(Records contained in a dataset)
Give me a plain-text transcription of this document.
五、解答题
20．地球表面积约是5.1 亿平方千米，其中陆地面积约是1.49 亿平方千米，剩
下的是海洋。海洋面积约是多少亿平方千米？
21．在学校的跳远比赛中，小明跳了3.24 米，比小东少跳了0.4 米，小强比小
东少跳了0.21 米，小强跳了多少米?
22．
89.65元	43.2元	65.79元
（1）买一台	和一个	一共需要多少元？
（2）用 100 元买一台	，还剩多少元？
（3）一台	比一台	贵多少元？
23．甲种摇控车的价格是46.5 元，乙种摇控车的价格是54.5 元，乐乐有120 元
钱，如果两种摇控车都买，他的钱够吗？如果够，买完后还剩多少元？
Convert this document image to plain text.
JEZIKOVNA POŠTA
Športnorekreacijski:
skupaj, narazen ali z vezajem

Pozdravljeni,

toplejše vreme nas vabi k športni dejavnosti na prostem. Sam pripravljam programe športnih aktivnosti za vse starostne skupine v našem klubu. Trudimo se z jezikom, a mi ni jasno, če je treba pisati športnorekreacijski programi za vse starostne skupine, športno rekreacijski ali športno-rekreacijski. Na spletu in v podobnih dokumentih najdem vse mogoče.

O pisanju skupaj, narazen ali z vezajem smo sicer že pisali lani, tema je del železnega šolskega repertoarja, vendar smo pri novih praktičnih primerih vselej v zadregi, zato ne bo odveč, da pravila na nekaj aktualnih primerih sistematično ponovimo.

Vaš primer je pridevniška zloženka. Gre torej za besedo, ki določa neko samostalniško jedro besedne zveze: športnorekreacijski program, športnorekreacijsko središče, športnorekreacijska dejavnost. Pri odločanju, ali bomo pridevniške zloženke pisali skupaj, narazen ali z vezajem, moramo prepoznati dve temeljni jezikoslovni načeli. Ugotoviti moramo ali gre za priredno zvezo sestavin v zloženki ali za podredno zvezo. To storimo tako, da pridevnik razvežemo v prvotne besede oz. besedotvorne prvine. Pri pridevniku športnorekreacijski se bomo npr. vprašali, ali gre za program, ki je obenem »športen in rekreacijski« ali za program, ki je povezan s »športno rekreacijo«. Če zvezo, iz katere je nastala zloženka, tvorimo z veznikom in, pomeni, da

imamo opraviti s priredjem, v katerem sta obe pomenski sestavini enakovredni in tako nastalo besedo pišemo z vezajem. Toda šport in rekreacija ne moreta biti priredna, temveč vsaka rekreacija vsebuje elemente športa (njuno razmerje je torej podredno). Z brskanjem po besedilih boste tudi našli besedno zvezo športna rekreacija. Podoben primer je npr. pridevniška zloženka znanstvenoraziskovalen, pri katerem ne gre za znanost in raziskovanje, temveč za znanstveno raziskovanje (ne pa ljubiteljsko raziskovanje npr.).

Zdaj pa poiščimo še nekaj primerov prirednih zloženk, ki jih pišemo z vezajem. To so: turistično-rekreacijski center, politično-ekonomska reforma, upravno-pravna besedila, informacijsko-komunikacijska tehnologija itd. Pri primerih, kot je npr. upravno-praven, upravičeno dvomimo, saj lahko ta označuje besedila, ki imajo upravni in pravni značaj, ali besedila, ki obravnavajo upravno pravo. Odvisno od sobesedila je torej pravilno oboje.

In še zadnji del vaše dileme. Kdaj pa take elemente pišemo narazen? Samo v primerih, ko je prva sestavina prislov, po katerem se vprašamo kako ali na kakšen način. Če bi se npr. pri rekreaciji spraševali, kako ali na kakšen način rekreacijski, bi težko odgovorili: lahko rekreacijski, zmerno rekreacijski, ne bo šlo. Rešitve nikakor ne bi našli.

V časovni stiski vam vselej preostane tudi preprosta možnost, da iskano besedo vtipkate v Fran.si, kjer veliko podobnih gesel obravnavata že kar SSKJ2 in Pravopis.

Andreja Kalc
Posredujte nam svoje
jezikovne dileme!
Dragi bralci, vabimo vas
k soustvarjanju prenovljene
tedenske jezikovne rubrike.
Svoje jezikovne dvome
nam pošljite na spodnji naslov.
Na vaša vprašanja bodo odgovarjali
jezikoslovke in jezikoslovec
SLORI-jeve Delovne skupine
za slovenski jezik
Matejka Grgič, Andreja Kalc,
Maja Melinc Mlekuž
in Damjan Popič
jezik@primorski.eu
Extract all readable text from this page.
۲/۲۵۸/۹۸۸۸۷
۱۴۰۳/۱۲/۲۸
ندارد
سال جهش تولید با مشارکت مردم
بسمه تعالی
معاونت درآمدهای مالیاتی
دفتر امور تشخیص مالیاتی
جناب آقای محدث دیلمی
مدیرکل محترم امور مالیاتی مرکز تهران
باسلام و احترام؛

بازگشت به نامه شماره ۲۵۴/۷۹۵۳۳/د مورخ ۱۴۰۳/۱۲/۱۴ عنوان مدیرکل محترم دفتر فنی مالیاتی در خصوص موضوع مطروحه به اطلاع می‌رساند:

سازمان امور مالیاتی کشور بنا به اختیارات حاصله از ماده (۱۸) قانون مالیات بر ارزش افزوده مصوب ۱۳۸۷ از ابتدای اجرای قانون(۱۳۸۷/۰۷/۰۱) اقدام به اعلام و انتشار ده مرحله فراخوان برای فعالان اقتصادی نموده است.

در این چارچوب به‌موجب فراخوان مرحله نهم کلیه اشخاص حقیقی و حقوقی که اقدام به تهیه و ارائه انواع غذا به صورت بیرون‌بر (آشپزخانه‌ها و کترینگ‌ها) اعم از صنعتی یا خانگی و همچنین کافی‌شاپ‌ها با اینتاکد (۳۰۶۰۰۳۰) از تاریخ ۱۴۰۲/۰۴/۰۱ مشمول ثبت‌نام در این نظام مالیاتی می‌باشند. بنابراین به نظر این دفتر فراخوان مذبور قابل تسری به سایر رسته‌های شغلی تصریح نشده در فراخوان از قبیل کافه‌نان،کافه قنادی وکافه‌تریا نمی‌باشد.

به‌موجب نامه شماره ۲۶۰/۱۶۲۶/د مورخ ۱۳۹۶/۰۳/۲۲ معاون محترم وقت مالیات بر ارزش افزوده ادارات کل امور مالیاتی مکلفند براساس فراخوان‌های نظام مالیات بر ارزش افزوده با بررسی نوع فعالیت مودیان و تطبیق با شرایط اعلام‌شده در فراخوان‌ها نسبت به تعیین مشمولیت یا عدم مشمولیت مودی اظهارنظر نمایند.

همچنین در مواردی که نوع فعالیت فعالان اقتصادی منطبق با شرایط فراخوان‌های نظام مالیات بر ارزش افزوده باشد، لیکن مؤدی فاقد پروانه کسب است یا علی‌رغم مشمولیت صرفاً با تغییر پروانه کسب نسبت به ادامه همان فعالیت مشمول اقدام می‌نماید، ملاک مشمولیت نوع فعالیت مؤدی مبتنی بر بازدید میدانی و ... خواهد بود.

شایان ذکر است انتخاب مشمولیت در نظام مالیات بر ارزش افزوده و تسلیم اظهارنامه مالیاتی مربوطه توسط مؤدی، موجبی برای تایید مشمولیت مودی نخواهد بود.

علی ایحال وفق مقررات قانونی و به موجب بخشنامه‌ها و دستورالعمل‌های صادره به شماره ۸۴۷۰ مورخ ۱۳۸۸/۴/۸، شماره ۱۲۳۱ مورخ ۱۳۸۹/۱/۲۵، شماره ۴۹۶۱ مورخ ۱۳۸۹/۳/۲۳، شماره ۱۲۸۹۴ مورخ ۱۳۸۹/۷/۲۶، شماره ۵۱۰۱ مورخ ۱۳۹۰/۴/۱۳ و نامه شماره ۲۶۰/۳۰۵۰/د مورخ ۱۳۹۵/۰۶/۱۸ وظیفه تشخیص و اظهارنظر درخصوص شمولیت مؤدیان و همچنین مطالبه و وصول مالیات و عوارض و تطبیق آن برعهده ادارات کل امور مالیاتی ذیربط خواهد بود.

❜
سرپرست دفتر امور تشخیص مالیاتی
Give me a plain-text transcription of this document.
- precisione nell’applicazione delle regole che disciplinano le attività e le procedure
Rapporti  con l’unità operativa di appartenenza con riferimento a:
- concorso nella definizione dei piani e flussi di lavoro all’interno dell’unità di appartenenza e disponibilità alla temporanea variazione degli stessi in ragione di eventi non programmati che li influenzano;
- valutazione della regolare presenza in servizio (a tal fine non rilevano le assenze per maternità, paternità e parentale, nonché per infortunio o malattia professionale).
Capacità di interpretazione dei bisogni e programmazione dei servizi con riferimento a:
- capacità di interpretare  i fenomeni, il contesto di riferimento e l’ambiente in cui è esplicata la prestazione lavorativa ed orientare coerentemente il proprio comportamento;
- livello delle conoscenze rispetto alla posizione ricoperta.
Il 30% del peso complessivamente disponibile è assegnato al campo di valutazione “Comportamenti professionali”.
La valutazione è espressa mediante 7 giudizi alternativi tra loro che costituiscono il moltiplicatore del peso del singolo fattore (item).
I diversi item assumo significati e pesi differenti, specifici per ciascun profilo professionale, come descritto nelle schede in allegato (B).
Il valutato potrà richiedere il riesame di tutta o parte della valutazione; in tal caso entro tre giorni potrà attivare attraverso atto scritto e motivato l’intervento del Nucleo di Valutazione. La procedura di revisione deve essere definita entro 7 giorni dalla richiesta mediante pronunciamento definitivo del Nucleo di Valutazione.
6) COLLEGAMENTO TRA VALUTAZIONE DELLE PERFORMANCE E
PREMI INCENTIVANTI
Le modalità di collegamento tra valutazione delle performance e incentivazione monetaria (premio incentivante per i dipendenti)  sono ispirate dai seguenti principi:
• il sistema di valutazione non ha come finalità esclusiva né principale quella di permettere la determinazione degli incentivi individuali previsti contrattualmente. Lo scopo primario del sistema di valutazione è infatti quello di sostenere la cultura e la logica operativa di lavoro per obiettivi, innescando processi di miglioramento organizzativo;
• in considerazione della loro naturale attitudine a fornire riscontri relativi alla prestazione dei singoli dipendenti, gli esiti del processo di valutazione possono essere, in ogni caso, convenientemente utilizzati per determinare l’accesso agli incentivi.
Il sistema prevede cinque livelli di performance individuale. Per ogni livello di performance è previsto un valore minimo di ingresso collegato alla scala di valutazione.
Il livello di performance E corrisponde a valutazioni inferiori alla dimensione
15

_EXERCISE INSTRUCTIONS_. Identify the lines that contain the string "item", and copy every one of them.

_ANSWER TO THE PROBLEM_.
La valutazione è espressa mediante 7 giudizi alternativi tra loro che costituiscono il moltiplicatore del peso del singolo fattore (item).
I diversi item assumo significati e pesi differenti, specifici per ciascun profilo professionale, come descritto nelle schede in allegato (B).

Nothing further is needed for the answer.